→ TASK OBJECTIVE:
Each line containing the word "компанії" needs to be copied.

- - - -

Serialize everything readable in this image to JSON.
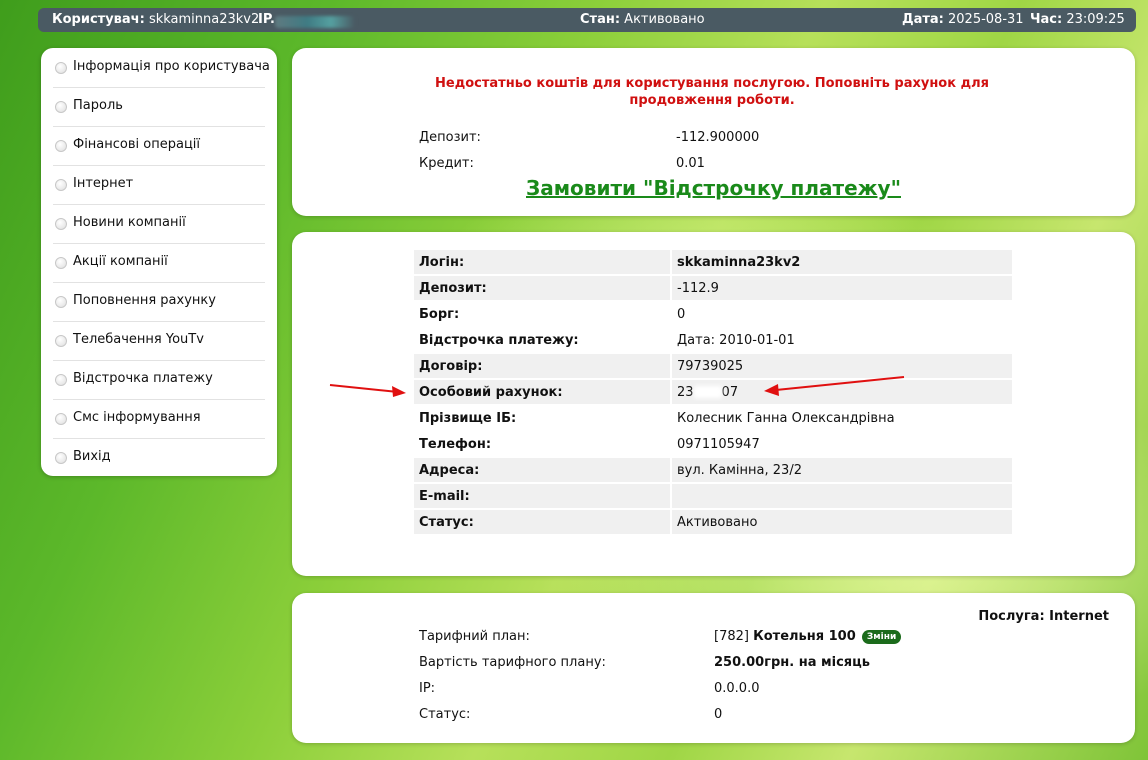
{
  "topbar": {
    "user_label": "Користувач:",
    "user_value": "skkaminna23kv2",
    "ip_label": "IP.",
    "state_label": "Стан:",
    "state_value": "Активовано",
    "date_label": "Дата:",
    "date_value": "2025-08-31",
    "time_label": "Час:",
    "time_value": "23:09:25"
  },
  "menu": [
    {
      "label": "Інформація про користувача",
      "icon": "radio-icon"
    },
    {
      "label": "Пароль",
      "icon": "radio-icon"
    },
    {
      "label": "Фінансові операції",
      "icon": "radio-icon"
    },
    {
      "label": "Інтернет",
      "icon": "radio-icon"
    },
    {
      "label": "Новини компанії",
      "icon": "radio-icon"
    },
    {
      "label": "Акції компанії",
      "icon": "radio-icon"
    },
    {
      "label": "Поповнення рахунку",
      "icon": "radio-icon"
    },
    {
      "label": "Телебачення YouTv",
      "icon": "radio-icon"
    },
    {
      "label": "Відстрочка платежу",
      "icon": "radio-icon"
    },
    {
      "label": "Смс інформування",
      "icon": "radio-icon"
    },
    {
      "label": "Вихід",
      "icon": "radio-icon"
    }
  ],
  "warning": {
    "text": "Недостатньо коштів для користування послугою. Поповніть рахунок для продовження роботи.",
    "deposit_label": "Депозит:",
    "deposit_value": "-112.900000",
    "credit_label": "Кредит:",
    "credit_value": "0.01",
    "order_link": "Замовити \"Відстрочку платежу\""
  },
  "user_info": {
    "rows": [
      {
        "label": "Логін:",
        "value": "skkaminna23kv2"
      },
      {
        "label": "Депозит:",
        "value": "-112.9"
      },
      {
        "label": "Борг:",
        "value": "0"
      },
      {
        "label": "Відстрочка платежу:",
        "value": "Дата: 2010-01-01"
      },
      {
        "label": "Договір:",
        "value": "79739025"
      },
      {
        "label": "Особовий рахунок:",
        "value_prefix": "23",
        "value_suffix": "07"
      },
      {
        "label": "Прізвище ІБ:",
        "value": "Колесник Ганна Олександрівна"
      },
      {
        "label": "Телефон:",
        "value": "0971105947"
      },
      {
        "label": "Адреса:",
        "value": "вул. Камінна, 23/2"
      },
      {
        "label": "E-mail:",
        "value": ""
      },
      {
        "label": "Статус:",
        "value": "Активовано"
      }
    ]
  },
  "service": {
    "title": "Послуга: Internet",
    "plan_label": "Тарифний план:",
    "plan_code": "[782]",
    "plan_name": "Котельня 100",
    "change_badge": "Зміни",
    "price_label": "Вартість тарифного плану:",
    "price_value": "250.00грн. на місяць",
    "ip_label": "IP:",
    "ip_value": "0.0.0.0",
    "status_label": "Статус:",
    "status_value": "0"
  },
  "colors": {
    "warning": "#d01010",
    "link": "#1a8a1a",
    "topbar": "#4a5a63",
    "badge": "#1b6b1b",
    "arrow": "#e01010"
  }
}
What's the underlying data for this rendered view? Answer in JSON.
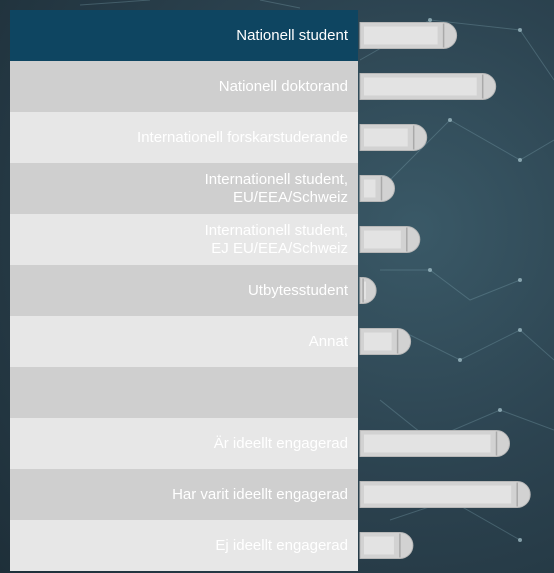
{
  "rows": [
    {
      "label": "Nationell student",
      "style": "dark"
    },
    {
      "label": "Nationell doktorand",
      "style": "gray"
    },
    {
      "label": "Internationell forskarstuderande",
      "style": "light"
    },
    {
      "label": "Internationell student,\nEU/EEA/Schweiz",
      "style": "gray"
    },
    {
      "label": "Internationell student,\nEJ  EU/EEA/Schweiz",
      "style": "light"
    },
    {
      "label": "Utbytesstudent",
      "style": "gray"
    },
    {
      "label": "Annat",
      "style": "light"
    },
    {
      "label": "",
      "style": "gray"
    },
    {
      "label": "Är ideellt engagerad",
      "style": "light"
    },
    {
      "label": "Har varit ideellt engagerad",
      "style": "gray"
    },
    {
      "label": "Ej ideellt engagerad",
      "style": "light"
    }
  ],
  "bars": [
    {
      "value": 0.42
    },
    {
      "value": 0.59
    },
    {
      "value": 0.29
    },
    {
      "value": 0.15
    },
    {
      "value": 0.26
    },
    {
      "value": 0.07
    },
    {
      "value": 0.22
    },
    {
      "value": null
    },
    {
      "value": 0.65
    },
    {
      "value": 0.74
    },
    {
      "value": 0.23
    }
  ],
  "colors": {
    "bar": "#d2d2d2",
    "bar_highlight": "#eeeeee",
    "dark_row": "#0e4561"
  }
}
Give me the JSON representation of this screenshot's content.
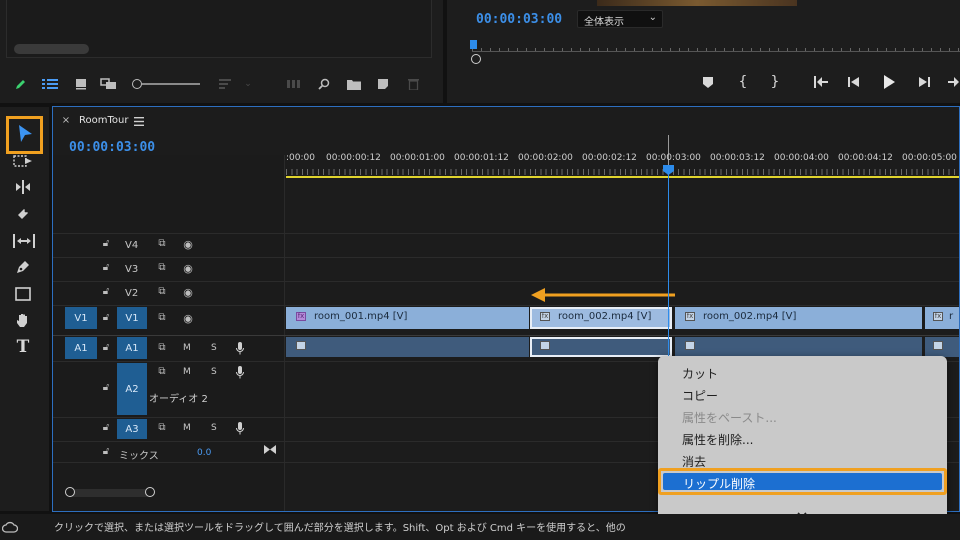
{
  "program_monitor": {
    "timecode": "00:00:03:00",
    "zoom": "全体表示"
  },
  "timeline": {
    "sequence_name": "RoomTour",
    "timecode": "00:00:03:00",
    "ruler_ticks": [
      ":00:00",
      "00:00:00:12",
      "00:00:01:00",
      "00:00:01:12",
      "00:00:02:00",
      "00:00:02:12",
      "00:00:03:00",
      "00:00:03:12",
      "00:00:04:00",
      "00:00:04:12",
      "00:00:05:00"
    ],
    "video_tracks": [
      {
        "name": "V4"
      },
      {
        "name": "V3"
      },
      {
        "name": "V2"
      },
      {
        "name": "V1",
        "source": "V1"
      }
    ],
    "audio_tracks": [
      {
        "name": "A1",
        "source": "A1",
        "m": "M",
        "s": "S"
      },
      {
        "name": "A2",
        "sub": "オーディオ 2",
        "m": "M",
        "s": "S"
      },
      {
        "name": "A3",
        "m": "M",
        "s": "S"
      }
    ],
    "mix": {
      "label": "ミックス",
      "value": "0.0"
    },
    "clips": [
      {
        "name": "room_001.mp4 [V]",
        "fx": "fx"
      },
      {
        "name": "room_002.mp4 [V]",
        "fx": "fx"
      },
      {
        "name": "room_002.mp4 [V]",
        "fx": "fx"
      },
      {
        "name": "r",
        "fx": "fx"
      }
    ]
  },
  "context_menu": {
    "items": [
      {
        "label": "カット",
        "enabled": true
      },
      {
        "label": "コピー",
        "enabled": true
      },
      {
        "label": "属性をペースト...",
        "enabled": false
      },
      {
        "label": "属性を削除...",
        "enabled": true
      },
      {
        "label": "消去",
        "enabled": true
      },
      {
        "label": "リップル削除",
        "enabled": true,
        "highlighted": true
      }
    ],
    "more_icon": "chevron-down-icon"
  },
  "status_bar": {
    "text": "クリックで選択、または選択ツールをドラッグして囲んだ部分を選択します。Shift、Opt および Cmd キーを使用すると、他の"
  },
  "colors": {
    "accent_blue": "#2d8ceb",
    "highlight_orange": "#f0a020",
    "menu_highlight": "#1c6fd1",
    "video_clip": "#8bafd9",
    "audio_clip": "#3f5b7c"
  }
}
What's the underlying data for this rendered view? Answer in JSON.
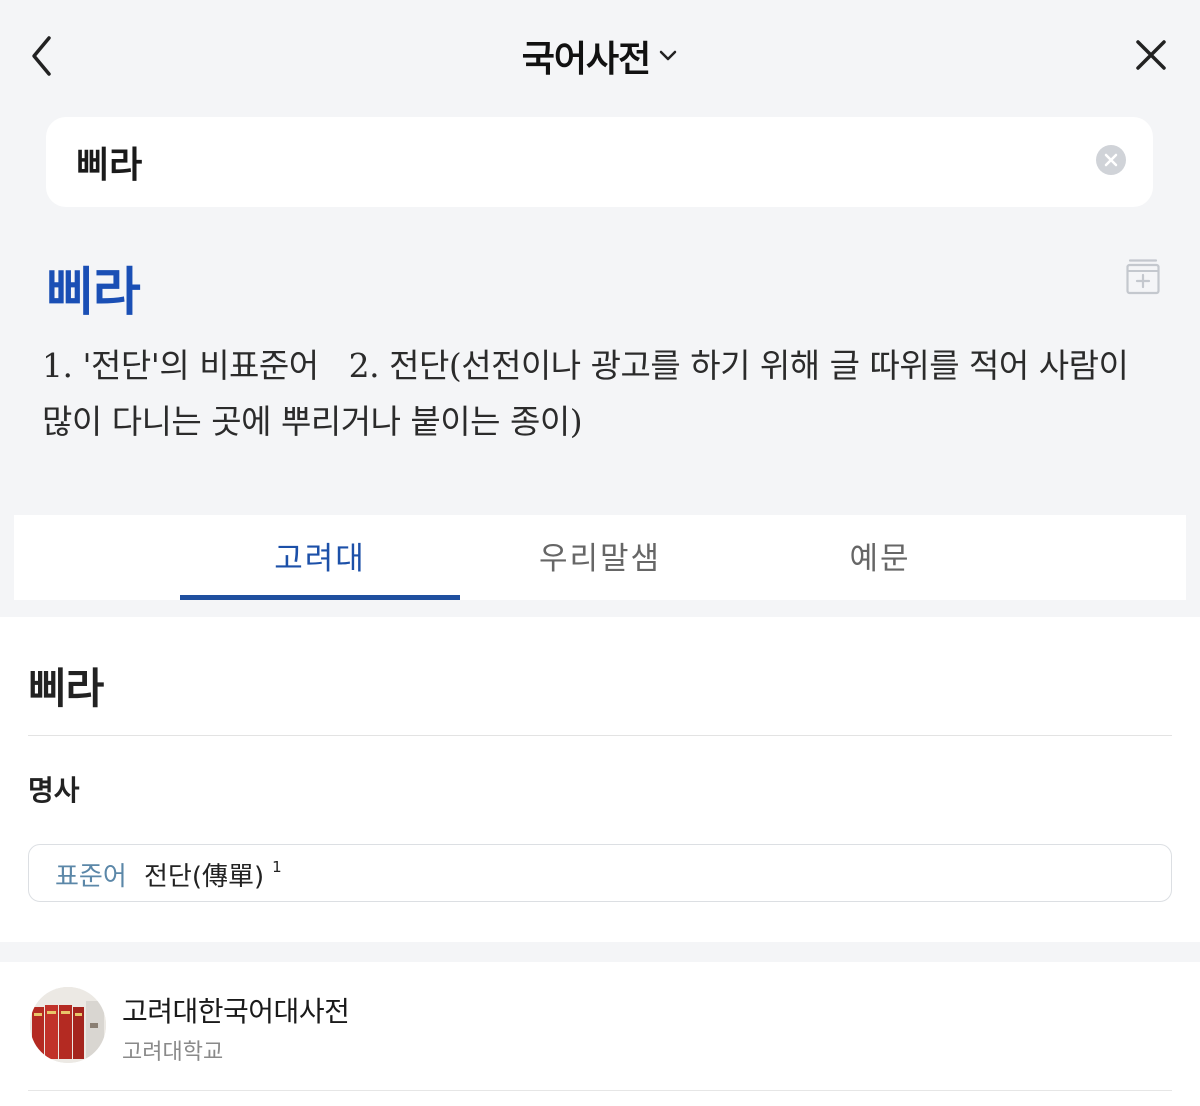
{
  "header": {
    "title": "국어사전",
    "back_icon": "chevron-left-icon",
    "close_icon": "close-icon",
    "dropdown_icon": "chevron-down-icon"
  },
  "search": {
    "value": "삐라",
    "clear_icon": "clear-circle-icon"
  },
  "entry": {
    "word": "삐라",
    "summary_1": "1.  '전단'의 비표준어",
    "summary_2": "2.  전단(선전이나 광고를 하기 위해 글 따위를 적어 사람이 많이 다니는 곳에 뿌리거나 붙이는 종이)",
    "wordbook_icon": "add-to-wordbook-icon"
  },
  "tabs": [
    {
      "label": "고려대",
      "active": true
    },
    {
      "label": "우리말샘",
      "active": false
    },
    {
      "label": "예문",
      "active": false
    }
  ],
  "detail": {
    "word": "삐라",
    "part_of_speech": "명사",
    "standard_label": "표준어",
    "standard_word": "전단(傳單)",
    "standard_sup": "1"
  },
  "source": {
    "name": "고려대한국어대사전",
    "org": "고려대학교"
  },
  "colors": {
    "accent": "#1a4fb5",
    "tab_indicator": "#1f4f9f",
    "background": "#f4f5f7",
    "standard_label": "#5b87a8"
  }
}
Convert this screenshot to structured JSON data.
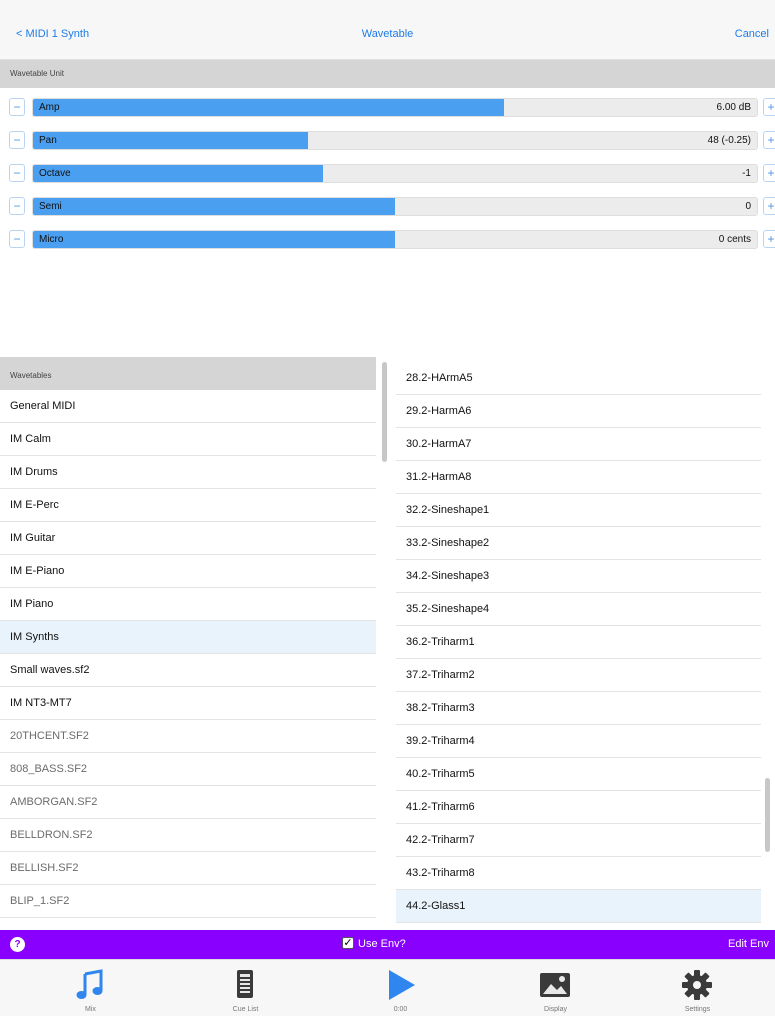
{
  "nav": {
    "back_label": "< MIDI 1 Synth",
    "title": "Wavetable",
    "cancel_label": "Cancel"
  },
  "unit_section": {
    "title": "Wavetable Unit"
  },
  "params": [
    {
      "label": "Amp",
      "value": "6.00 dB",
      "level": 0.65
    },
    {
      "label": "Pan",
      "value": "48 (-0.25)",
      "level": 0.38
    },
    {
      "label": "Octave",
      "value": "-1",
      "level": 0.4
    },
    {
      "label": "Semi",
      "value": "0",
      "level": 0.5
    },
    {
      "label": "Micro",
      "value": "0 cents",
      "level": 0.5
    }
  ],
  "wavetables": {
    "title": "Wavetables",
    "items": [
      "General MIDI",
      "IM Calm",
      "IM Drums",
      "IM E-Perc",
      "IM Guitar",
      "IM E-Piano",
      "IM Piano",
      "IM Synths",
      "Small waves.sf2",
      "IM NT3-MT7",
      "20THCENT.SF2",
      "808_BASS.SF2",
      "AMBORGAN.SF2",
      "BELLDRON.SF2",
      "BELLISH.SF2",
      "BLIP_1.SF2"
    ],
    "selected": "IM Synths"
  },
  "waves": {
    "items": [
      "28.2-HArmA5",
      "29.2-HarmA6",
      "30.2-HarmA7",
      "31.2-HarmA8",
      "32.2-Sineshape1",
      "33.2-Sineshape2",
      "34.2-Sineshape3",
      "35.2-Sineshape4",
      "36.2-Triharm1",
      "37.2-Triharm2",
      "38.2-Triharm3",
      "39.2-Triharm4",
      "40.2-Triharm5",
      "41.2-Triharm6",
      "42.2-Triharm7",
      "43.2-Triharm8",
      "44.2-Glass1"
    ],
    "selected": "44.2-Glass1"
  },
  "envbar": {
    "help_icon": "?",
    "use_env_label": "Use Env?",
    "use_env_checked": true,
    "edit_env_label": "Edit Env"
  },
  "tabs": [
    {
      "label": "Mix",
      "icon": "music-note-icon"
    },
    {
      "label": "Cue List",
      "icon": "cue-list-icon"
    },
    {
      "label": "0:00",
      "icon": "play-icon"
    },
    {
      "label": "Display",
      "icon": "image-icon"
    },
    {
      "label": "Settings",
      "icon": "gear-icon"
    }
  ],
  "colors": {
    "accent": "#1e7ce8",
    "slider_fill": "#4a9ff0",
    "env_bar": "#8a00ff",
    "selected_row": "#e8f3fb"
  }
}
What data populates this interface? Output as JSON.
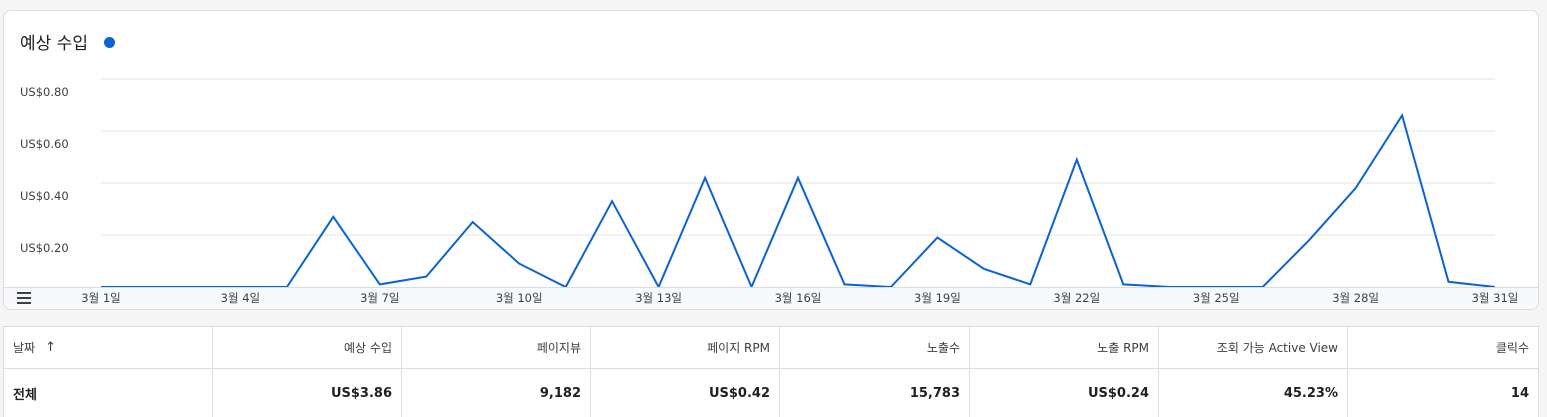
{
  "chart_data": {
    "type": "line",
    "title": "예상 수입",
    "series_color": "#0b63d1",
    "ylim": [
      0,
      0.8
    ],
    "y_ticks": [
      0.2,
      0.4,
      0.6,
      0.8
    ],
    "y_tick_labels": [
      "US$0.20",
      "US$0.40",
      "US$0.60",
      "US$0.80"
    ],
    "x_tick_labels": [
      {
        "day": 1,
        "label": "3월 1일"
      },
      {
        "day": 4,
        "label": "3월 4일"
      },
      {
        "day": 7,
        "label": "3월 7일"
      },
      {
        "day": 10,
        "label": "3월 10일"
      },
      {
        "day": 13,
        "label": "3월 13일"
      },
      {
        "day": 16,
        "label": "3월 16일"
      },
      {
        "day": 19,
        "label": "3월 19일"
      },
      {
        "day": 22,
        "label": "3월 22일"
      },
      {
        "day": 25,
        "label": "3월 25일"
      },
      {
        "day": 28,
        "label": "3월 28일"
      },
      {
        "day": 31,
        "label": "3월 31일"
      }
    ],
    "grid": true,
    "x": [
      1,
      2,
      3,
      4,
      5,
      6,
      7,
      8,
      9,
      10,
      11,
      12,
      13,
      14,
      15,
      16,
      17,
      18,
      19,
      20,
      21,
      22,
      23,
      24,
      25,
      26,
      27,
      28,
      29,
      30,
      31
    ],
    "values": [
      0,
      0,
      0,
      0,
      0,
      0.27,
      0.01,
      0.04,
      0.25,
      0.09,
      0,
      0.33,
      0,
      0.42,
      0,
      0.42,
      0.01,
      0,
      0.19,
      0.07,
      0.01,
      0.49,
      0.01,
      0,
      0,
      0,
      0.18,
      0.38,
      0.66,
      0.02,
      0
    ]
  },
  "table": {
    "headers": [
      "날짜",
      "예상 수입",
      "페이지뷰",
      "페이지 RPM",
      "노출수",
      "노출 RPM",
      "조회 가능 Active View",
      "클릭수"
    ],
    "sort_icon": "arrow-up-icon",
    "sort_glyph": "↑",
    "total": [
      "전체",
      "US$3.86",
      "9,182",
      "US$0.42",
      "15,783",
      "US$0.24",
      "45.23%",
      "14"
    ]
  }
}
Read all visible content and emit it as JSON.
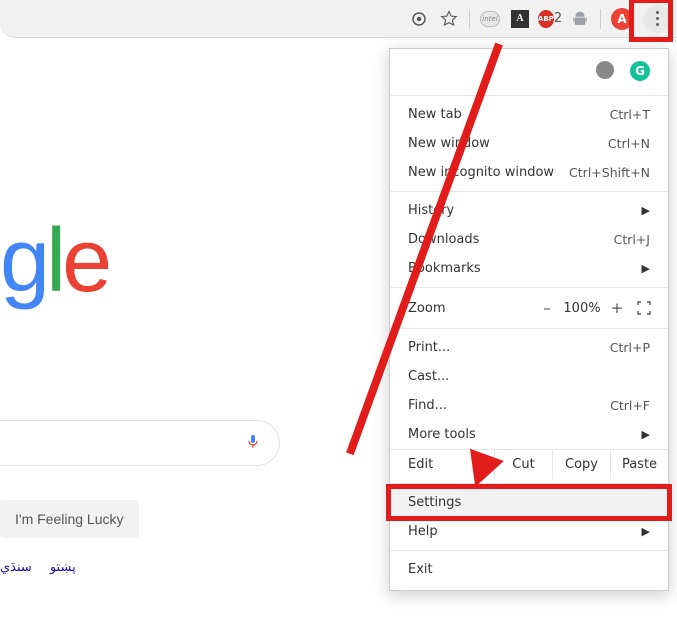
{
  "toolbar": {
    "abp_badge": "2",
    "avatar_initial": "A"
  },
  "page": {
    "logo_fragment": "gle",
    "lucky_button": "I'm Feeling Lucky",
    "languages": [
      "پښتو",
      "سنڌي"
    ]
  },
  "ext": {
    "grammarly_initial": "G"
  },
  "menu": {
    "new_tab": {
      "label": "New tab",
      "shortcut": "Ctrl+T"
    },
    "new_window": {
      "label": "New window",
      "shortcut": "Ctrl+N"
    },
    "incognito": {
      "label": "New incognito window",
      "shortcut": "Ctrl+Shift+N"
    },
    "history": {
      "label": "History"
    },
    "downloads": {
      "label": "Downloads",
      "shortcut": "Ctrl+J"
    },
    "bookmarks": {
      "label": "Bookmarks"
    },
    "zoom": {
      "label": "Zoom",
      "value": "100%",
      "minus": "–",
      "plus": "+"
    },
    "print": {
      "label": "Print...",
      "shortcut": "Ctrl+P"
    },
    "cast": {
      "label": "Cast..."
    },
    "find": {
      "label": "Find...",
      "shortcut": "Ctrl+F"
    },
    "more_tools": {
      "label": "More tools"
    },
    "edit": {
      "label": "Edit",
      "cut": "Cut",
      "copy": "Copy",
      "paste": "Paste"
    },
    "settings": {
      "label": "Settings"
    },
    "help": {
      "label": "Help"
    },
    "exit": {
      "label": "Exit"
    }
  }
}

- - - -

→ WRITTEN ANSWER:
      "label": "Новини компанії",
      "label": "Акції компанії",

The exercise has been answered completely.